Word for word, quote all of the material, omitting the pictures.
#### TASK INPUT ####
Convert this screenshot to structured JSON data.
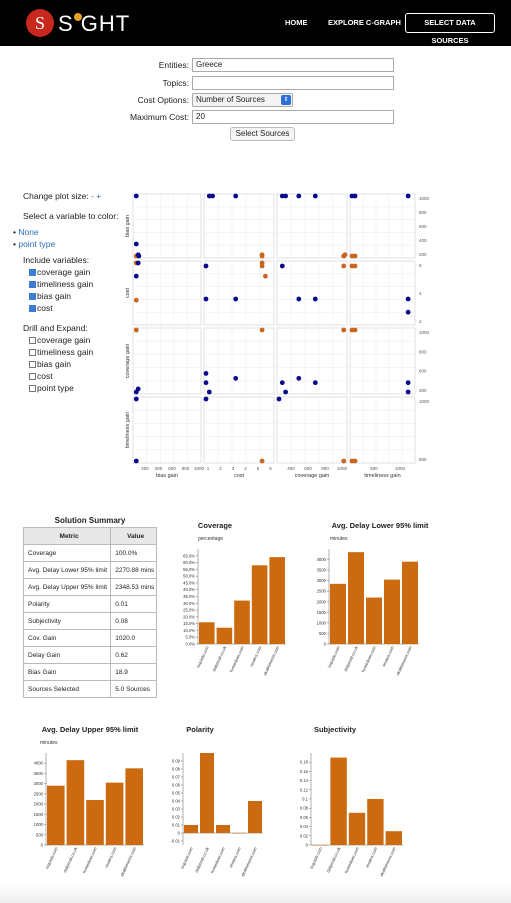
{
  "header": {
    "logo_letter": "S",
    "logo_text": "S GHT",
    "nav": [
      "HOME",
      "EXPLORE C-GRAPH"
    ],
    "nav_button": "SELECT DATA SOURCES"
  },
  "form": {
    "entities_label": "Entities:",
    "entities_value": "Greece",
    "topics_label": "Topics:",
    "topics_value": "",
    "cost_label": "Cost Options:",
    "cost_value": "Number of Sources",
    "maxcost_label": "Maximum Cost:",
    "maxcost_value": "20",
    "button": "Select Sources"
  },
  "sidebar": {
    "plot_size_label": "Change plot size:",
    "plot_minus": "-",
    "plot_plus": "+",
    "color_label": "Select a variable to color:",
    "color_options": [
      "None",
      "point type"
    ],
    "include_label": "Include variables:",
    "include_vars": [
      "coverage gain",
      "timeliness gain",
      "bias gain",
      "cost"
    ],
    "drill_label": "Drill and Expand:",
    "drill_vars": [
      "coverage gain",
      "timeliness gain",
      "bias gain",
      "cost",
      "point type"
    ]
  },
  "scatter": {
    "row_labels": [
      "bias gain",
      "cost",
      "coverage gain",
      "timeliness gain"
    ],
    "col_labels": [
      "bias gain",
      "cost",
      "coverage gain",
      "timeliness gain"
    ],
    "bias_ticks": [
      "200",
      "400",
      "600",
      "800",
      "1000"
    ],
    "cost_ticks": [
      "2",
      "4",
      "6"
    ],
    "cov_ticks": [
      "400",
      "600",
      "800",
      "1000"
    ],
    "time_ticks": [
      "500",
      "1000"
    ],
    "right_ticks_r0": [
      "1000",
      "800",
      "600",
      "400",
      "200"
    ],
    "right_ticks_r1": [
      "6",
      "4",
      "2"
    ],
    "right_ticks_r2": [
      "1000",
      "800",
      "600",
      "400"
    ],
    "right_ticks_r3": [
      "1000",
      "500"
    ],
    "bottom_ticks_c1": [
      "1",
      "2",
      "3",
      "4",
      "5",
      "6"
    ],
    "colors": {
      "blue": "#0a0a8c",
      "orange": "#c9651e"
    }
  },
  "summary": {
    "title": "Solution Summary",
    "headers": [
      "Metric",
      "Value"
    ],
    "rows": [
      [
        "Coverage",
        "100.0%"
      ],
      [
        "Avg. Delay Lower 95% limit",
        "2270.88 mins"
      ],
      [
        "Avg. Delay Upper 95% limit",
        "2348.53 mins"
      ],
      [
        "Polarity",
        "0.01"
      ],
      [
        "Subjectivity",
        "0.08"
      ],
      [
        "Cov. Gain",
        "1020.0"
      ],
      [
        "Delay Gain",
        "0.62"
      ],
      [
        "Bias Gain",
        "18.9"
      ],
      [
        "Sources Selected",
        "5.0 Sources"
      ]
    ]
  },
  "chart_data": [
    {
      "type": "bar",
      "title": "Coverage",
      "ylabel": "percentage",
      "categories": [
        "inquisitr.com",
        "dailymail.co.uk",
        "hvmedwer.com",
        "reuters.com",
        "ekathimerini.com"
      ],
      "values": [
        16,
        12,
        32,
        58,
        64
      ],
      "ylim": [
        0,
        70
      ],
      "ticks": [
        "0.0%",
        "5.0%",
        "10.0%",
        "15.0%",
        "20.0%",
        "25.0%",
        "30.0%",
        "35.0%",
        "40.0%",
        "45.0%",
        "50.0%",
        "55.0%",
        "60.0%",
        "65.0%"
      ],
      "tick_values": [
        0,
        5,
        10,
        15,
        20,
        25,
        30,
        35,
        40,
        45,
        50,
        55,
        60,
        65
      ]
    },
    {
      "type": "bar",
      "title": "Avg. Delay Lower 95% limit",
      "ylabel": "minutes",
      "categories": [
        "inquisitr.com",
        "dailymail.co.uk",
        "hvmedwer.com",
        "reuters.com",
        "ekathimerini.com"
      ],
      "values": [
        2850,
        4350,
        2200,
        3050,
        3900
      ],
      "ylim": [
        0,
        4500
      ],
      "ticks": [
        "0",
        "500",
        "1000",
        "1500",
        "2000",
        "2500",
        "3000",
        "3500",
        "4000"
      ],
      "tick_values": [
        0,
        500,
        1000,
        1500,
        2000,
        2500,
        3000,
        3500,
        4000
      ]
    },
    {
      "type": "bar",
      "title": "Avg. Delay Upper 95% limit",
      "ylabel": "minutes",
      "categories": [
        "inquisitr.com",
        "dailymail.co.uk",
        "hvmedwer.com",
        "reuters.com",
        "ekathimerini.com"
      ],
      "values": [
        2900,
        4150,
        2200,
        3050,
        3750
      ],
      "ylim": [
        0,
        4500
      ],
      "ticks": [
        "0",
        "500",
        "1000",
        "1500",
        "2000",
        "2500",
        "3000",
        "3500",
        "4000"
      ],
      "tick_values": [
        0,
        500,
        1000,
        1500,
        2000,
        2500,
        3000,
        3500,
        4000
      ]
    },
    {
      "type": "bar",
      "title": "Polarity",
      "ylabel": "",
      "categories": [
        "inquisitr.com",
        "dailymail.co.uk",
        "hvmedwer.com",
        "reuters.com",
        "ekathimerini.com"
      ],
      "values": [
        0.01,
        0.1,
        0.01,
        0.0,
        0.04
      ],
      "ylim": [
        -0.015,
        0.1
      ],
      "baseline": 0,
      "ticks": [
        "-0.01",
        "0",
        "0.01",
        "0.02",
        "0.03",
        "0.04",
        "0.05",
        "0.06",
        "0.07",
        "0.08",
        "0.09"
      ],
      "tick_values": [
        -0.01,
        0,
        0.01,
        0.02,
        0.03,
        0.04,
        0.05,
        0.06,
        0.07,
        0.08,
        0.09
      ]
    },
    {
      "type": "bar",
      "title": "Subjectivity",
      "ylabel": "",
      "categories": [
        "inquisitr.com",
        "dailymail.co.uk",
        "hvmedwer.com",
        "reuters.com",
        "ekathimerini.com"
      ],
      "values": [
        0,
        0.19,
        0.07,
        0.1,
        0.03
      ],
      "ylim": [
        0,
        0.2
      ],
      "ticks": [
        "0",
        "0.02",
        "0.04",
        "0.06",
        "0.08",
        "0.1",
        "0.12",
        "0.14",
        "0.16",
        "0.18"
      ],
      "tick_values": [
        0,
        0.02,
        0.04,
        0.06,
        0.08,
        0.1,
        0.12,
        0.14,
        0.16,
        0.18
      ]
    }
  ]
}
####
§ FULL OUTPUT
Convert this screenshot to structured JSON data.
{
  "header": {
    "logo_letter": "S",
    "logo_text": "S GHT",
    "nav": [
      "HOME",
      "EXPLORE C-GRAPH"
    ],
    "nav_button": "SELECT DATA SOURCES"
  },
  "form": {
    "entities_label": "Entities:",
    "entities_value": "Greece",
    "topics_label": "Topics:",
    "topics_value": "",
    "cost_label": "Cost Options:",
    "cost_value": "Number of Sources",
    "maxcost_label": "Maximum Cost:",
    "maxcost_value": "20",
    "button": "Select Sources"
  },
  "sidebar": {
    "plot_size_label": "Change plot size:",
    "plot_minus": "-",
    "plot_plus": "+",
    "color_label": "Select a variable to color:",
    "color_options": [
      "None",
      "point type"
    ],
    "include_label": "Include variables:",
    "include_vars": [
      "coverage gain",
      "timeliness gain",
      "bias gain",
      "cost"
    ],
    "drill_label": "Drill and Expand:",
    "drill_vars": [
      "coverage gain",
      "timeliness gain",
      "bias gain",
      "cost",
      "point type"
    ]
  },
  "scatter": {
    "row_labels": [
      "bias gain",
      "cost",
      "coverage gain",
      "timeliness gain"
    ],
    "col_labels": [
      "bias gain",
      "cost",
      "coverage gain",
      "timeliness gain"
    ],
    "bias_ticks": [
      "200",
      "400",
      "600",
      "800",
      "1000"
    ],
    "cost_ticks": [
      "2",
      "4",
      "6"
    ],
    "cov_ticks": [
      "400",
      "600",
      "800",
      "1000"
    ],
    "time_ticks": [
      "500",
      "1000"
    ],
    "right_ticks_r0": [
      "1000",
      "800",
      "600",
      "400",
      "200"
    ],
    "right_ticks_r1": [
      "6",
      "4",
      "2"
    ],
    "right_ticks_r2": [
      "1000",
      "800",
      "600",
      "400"
    ],
    "right_ticks_r3": [
      "1000",
      "500"
    ],
    "bottom_ticks_c1": [
      "1",
      "2",
      "3",
      "4",
      "5",
      "6"
    ],
    "colors": {
      "blue": "#0a0a8c",
      "orange": "#c9651e"
    }
  },
  "summary": {
    "title": "Solution Summary",
    "headers": [
      "Metric",
      "Value"
    ],
    "rows": [
      [
        "Coverage",
        "100.0%"
      ],
      [
        "Avg. Delay Lower 95% limit",
        "2270.88 mins"
      ],
      [
        "Avg. Delay Upper 95% limit",
        "2348.53 mins"
      ],
      [
        "Polarity",
        "0.01"
      ],
      [
        "Subjectivity",
        "0.08"
      ],
      [
        "Cov. Gain",
        "1020.0"
      ],
      [
        "Delay Gain",
        "0.62"
      ],
      [
        "Bias Gain",
        "18.9"
      ],
      [
        "Sources Selected",
        "5.0 Sources"
      ]
    ]
  },
  "chart_data": [
    {
      "type": "bar",
      "title": "Coverage",
      "ylabel": "percentage",
      "categories": [
        "inquisitr.com",
        "dailymail.co.uk",
        "hvmedwer.com",
        "reuters.com",
        "ekathimerini.com"
      ],
      "values": [
        16,
        12,
        32,
        58,
        64
      ],
      "ylim": [
        0,
        70
      ],
      "ticks": [
        "0.0%",
        "5.0%",
        "10.0%",
        "15.0%",
        "20.0%",
        "25.0%",
        "30.0%",
        "35.0%",
        "40.0%",
        "45.0%",
        "50.0%",
        "55.0%",
        "60.0%",
        "65.0%"
      ],
      "tick_values": [
        0,
        5,
        10,
        15,
        20,
        25,
        30,
        35,
        40,
        45,
        50,
        55,
        60,
        65
      ]
    },
    {
      "type": "bar",
      "title": "Avg. Delay Lower 95% limit",
      "ylabel": "minutes",
      "categories": [
        "inquisitr.com",
        "dailymail.co.uk",
        "hvmedwer.com",
        "reuters.com",
        "ekathimerini.com"
      ],
      "values": [
        2850,
        4350,
        2200,
        3050,
        3900
      ],
      "ylim": [
        0,
        4500
      ],
      "ticks": [
        "0",
        "500",
        "1000",
        "1500",
        "2000",
        "2500",
        "3000",
        "3500",
        "4000"
      ],
      "tick_values": [
        0,
        500,
        1000,
        1500,
        2000,
        2500,
        3000,
        3500,
        4000
      ]
    },
    {
      "type": "bar",
      "title": "Avg. Delay Upper 95% limit",
      "ylabel": "minutes",
      "categories": [
        "inquisitr.com",
        "dailymail.co.uk",
        "hvmedwer.com",
        "reuters.com",
        "ekathimerini.com"
      ],
      "values": [
        2900,
        4150,
        2200,
        3050,
        3750
      ],
      "ylim": [
        0,
        4500
      ],
      "ticks": [
        "0",
        "500",
        "1000",
        "1500",
        "2000",
        "2500",
        "3000",
        "3500",
        "4000"
      ],
      "tick_values": [
        0,
        500,
        1000,
        1500,
        2000,
        2500,
        3000,
        3500,
        4000
      ]
    },
    {
      "type": "bar",
      "title": "Polarity",
      "ylabel": "",
      "categories": [
        "inquisitr.com",
        "dailymail.co.uk",
        "hvmedwer.com",
        "reuters.com",
        "ekathimerini.com"
      ],
      "values": [
        0.01,
        0.1,
        0.01,
        0.0,
        0.04
      ],
      "ylim": [
        -0.015,
        0.1
      ],
      "baseline": 0,
      "ticks": [
        "-0.01",
        "0",
        "0.01",
        "0.02",
        "0.03",
        "0.04",
        "0.05",
        "0.06",
        "0.07",
        "0.08",
        "0.09"
      ],
      "tick_values": [
        -0.01,
        0,
        0.01,
        0.02,
        0.03,
        0.04,
        0.05,
        0.06,
        0.07,
        0.08,
        0.09
      ]
    },
    {
      "type": "bar",
      "title": "Subjectivity",
      "ylabel": "",
      "categories": [
        "inquisitr.com",
        "dailymail.co.uk",
        "hvmedwer.com",
        "reuters.com",
        "ekathimerini.com"
      ],
      "values": [
        0,
        0.19,
        0.07,
        0.1,
        0.03
      ],
      "ylim": [
        0,
        0.2
      ],
      "ticks": [
        "0",
        "0.02",
        "0.04",
        "0.06",
        "0.08",
        "0.1",
        "0.12",
        "0.14",
        "0.16",
        "0.18"
      ],
      "tick_values": [
        0,
        0.02,
        0.04,
        0.06,
        0.08,
        0.1,
        0.12,
        0.14,
        0.16,
        0.18
      ]
    }
  ]
}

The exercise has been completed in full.